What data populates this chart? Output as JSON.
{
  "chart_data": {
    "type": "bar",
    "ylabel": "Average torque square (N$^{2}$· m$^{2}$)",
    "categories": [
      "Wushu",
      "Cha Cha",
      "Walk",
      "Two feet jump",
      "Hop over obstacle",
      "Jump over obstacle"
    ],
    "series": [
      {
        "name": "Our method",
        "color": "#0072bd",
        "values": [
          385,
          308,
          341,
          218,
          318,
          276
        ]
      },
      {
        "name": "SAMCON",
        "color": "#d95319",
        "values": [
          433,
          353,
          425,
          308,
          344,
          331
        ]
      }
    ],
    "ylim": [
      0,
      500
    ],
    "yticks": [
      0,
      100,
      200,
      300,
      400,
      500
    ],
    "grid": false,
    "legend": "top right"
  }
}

▸ WHAT THE TASK ASKS: The whole listing above needs to be written out again exactly.

▸ EXERCISE OUTPUT:
What data populates this chart? Output as JSON.
{
  "chart_data": {
    "type": "bar",
    "ylabel": "Average torque square (N$^{2}$· m$^{2}$)",
    "categories": [
      "Wushu",
      "Cha Cha",
      "Walk",
      "Two feet jump",
      "Hop over obstacle",
      "Jump over obstacle"
    ],
    "series": [
      {
        "name": "Our method",
        "color": "#0072bd",
        "values": [
          385,
          308,
          341,
          218,
          318,
          276
        ]
      },
      {
        "name": "SAMCON",
        "color": "#d95319",
        "values": [
          433,
          353,
          425,
          308,
          344,
          331
        ]
      }
    ],
    "ylim": [
      0,
      500
    ],
    "yticks": [
      0,
      100,
      200,
      300,
      400,
      500
    ],
    "grid": false,
    "legend": "top right"
  }
}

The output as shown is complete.